Copy out all lines of the records in which the word "Davlat" appears.

### Stored records ###

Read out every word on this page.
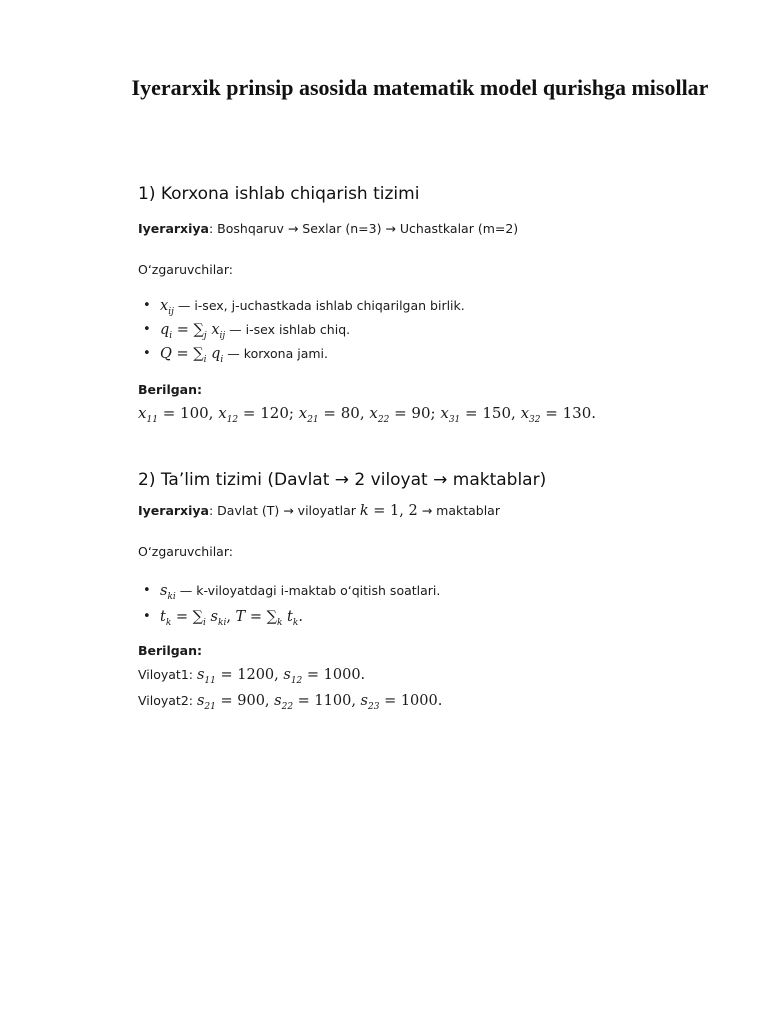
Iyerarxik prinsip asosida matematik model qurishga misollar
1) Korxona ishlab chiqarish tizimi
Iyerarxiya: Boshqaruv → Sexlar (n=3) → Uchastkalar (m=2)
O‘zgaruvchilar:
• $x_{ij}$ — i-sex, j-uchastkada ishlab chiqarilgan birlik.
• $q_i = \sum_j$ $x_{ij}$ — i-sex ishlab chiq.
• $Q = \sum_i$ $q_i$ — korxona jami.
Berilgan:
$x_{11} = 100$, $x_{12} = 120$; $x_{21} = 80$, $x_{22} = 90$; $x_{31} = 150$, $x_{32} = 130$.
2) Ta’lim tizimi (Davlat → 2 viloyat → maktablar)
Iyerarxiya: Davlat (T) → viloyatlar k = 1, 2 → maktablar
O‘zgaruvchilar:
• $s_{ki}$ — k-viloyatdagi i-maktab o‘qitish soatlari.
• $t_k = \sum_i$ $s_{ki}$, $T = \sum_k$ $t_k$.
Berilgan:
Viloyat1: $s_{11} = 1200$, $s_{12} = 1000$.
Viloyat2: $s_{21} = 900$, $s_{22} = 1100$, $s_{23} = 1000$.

###
### Stored records ###

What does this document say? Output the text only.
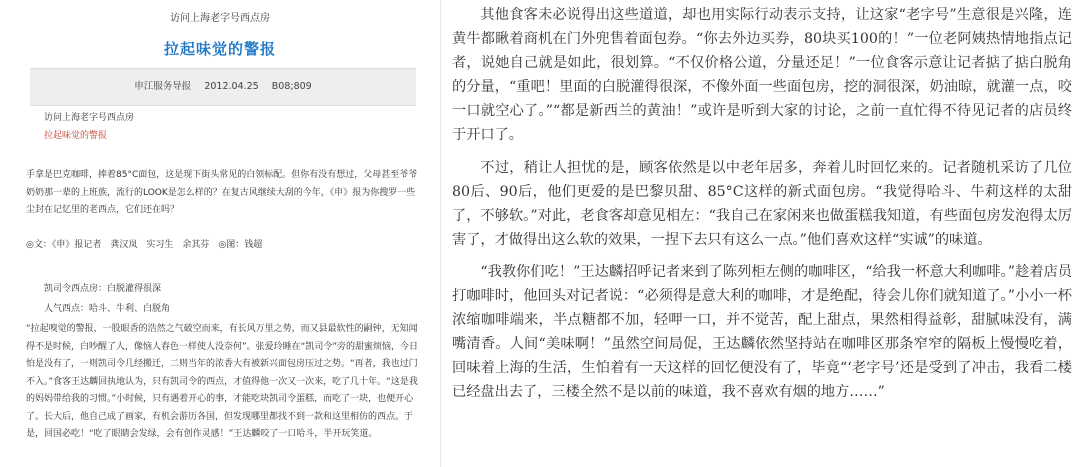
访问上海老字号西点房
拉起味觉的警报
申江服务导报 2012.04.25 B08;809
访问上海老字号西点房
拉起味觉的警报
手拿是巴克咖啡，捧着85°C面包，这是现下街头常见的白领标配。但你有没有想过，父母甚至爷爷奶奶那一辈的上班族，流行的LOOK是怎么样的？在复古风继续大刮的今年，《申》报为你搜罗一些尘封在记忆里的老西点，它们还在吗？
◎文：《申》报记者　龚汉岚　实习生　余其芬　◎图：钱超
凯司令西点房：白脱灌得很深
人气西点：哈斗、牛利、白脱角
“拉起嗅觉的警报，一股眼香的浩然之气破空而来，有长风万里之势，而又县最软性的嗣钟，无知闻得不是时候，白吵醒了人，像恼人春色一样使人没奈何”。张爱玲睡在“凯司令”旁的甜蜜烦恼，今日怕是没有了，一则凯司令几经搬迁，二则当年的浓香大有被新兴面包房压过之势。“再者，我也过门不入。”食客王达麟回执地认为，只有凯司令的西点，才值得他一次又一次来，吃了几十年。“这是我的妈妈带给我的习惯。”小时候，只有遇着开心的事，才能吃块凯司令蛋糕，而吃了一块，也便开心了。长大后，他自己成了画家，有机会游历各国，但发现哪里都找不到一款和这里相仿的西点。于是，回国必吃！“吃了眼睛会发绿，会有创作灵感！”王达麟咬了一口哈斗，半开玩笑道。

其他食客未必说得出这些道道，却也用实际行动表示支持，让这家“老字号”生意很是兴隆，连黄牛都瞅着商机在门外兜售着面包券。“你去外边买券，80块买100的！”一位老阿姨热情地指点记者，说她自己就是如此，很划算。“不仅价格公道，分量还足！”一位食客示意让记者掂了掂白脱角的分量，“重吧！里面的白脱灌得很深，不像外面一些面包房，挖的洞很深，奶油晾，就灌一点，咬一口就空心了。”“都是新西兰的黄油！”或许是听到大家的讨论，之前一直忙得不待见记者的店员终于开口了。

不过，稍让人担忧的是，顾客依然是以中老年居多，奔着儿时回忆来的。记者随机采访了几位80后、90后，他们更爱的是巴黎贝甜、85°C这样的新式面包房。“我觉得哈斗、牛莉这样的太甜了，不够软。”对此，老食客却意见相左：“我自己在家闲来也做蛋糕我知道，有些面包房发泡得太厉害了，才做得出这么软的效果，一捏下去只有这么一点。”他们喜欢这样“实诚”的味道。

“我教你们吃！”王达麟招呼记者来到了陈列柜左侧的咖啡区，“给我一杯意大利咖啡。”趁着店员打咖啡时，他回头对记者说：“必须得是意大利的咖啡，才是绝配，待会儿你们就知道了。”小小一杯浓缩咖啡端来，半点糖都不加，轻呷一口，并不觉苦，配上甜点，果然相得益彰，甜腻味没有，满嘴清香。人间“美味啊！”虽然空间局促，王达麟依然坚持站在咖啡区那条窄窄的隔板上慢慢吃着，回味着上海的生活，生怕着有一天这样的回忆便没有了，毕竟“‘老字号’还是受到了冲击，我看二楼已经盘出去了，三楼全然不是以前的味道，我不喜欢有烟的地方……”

###

*Full answer*.
2) Ta’lim tizimi (Davlat → 2 viloyat → maktablar)
Iyerarxiya: Davlat (T) → viloyatlar k = 1, 2 → maktablar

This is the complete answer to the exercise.